◆ **PROBLEM**
Where a line in the listing below contains the word "impact", copy that line.

+++ SUPPLIED INFORMATION

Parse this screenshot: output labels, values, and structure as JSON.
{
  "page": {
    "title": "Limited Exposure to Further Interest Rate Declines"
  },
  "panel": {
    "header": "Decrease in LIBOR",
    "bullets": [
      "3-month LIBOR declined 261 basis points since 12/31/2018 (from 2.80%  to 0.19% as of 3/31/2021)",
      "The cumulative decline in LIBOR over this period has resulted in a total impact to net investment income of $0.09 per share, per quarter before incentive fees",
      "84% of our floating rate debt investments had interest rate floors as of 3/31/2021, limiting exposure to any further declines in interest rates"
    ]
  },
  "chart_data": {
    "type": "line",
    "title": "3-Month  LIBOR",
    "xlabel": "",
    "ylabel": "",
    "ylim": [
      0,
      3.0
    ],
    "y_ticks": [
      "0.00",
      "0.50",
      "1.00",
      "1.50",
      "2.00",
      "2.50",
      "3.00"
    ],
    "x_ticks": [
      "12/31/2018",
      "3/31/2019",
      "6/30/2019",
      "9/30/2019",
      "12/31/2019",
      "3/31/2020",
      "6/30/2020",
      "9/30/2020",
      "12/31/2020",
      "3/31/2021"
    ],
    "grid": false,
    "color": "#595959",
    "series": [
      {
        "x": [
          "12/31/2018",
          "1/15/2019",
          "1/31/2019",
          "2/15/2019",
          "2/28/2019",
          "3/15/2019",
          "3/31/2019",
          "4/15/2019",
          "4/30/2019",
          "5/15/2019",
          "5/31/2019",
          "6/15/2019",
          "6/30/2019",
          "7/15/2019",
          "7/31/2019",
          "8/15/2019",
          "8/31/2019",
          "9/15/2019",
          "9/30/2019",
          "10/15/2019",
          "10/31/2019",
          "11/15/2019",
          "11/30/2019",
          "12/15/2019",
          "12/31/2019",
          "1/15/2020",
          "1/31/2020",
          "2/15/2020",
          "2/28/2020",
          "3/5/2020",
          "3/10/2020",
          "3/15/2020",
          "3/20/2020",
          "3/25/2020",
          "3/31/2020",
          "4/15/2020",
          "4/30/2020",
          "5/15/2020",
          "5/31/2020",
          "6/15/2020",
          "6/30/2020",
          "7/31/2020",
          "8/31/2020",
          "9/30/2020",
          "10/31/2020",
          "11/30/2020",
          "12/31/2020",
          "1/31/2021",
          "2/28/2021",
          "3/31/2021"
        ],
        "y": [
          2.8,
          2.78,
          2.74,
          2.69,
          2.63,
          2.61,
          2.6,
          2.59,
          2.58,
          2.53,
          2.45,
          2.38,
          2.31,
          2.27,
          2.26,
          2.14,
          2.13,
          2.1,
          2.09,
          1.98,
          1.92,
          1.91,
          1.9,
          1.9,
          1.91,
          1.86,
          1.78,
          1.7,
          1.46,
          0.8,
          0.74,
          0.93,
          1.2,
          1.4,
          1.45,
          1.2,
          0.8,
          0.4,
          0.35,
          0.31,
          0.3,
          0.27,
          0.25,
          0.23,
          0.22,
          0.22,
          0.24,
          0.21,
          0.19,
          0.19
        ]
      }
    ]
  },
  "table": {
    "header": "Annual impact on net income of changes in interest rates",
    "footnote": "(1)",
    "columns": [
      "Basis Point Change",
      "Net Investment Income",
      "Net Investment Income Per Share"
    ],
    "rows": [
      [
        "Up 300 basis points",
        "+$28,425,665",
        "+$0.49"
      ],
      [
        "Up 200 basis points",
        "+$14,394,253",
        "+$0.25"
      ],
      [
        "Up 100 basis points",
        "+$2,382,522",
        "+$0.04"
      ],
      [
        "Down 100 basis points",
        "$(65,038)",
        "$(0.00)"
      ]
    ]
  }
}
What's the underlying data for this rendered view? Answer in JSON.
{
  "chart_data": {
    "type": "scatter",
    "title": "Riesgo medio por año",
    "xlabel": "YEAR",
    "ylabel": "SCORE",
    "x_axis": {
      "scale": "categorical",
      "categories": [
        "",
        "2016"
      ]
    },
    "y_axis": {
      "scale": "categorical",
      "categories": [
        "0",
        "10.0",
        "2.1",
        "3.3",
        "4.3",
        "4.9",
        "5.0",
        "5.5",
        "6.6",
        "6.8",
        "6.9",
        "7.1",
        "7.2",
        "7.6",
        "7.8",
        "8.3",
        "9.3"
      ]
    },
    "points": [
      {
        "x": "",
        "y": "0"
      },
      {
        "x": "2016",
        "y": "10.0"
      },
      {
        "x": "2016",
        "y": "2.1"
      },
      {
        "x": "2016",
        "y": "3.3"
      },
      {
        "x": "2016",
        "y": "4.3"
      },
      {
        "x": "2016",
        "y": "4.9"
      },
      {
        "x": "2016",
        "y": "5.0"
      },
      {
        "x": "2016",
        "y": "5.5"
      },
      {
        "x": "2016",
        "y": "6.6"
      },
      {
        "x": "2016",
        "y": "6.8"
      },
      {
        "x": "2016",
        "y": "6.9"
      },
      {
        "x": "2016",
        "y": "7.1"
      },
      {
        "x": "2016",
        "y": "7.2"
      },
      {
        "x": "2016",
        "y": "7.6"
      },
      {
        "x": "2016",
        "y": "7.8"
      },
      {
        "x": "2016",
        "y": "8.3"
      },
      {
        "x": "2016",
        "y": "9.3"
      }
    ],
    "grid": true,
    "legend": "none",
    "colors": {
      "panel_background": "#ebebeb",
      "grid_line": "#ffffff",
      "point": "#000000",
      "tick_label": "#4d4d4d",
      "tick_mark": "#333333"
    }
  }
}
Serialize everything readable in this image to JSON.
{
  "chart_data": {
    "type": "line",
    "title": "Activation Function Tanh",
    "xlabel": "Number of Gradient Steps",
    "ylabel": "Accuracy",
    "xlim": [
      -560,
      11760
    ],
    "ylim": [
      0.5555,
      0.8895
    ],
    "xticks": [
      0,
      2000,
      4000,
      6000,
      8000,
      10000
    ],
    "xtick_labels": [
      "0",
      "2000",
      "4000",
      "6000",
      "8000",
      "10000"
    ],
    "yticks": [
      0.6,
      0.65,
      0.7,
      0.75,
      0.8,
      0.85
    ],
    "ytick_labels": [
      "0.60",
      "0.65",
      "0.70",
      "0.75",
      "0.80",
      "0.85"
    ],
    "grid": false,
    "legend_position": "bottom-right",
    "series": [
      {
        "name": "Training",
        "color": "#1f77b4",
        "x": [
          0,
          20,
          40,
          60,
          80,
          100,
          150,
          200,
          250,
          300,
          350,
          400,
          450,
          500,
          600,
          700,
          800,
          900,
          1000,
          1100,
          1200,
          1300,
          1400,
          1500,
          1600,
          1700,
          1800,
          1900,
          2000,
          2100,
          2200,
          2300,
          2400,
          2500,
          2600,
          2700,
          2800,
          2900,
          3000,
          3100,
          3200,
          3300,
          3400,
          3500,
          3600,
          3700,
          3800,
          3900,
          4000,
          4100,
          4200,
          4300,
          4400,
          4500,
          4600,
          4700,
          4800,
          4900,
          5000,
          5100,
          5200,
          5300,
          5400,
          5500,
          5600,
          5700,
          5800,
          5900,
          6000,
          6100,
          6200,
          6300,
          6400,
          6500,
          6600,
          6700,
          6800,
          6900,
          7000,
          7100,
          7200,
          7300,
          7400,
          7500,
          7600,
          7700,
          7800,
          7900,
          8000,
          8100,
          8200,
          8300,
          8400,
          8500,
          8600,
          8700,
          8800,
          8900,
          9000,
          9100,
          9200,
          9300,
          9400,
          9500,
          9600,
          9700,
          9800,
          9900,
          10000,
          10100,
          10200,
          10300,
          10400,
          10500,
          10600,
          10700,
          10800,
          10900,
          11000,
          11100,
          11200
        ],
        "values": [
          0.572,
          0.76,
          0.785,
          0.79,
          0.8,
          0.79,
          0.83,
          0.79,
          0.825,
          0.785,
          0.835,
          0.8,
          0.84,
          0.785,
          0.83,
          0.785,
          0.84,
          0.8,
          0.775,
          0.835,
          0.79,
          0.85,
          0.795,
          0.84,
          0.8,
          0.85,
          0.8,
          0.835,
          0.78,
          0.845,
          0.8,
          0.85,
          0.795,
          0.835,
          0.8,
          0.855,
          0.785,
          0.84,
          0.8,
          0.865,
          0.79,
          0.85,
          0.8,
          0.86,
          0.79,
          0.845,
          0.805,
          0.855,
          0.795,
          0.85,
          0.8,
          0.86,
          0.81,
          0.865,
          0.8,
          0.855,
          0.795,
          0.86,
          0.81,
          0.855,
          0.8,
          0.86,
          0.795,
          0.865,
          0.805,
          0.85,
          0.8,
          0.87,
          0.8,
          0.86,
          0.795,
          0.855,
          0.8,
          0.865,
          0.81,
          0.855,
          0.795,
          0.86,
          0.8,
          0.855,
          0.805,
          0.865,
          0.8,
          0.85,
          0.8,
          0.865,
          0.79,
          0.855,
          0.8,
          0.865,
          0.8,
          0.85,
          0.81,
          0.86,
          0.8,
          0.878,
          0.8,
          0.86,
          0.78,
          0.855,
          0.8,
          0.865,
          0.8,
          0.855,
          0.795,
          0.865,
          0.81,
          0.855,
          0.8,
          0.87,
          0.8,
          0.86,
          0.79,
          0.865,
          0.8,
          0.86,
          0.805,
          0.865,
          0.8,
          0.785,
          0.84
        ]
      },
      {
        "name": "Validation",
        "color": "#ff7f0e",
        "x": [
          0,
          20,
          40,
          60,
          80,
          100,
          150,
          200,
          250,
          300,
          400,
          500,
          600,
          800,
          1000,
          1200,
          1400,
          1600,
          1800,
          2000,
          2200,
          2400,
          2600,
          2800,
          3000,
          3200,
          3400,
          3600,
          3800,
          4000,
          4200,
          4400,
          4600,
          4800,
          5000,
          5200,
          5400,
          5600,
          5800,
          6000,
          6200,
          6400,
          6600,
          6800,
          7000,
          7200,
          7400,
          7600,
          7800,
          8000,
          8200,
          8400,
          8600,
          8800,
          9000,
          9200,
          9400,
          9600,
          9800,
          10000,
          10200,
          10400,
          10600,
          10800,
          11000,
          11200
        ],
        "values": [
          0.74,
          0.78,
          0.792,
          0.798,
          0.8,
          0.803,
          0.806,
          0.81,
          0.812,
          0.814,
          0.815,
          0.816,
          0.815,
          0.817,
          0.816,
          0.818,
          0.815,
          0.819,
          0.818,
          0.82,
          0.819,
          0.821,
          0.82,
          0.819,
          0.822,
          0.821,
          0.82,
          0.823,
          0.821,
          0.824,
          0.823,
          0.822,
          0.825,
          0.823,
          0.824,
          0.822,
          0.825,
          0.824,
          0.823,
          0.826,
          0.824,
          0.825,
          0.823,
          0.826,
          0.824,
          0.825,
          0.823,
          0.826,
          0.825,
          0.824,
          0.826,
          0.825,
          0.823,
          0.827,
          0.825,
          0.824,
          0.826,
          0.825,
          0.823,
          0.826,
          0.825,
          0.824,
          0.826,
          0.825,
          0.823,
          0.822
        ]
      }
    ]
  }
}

++++++

◆ **SOLUTION FOR THIS TASK**
      "The cumulative decline in LIBOR over this period has resulted in a total impact to net investment income of $0.09 per share, per quarter before incentive fees",
    "header": "Annual impact on net income of changes in interest rates",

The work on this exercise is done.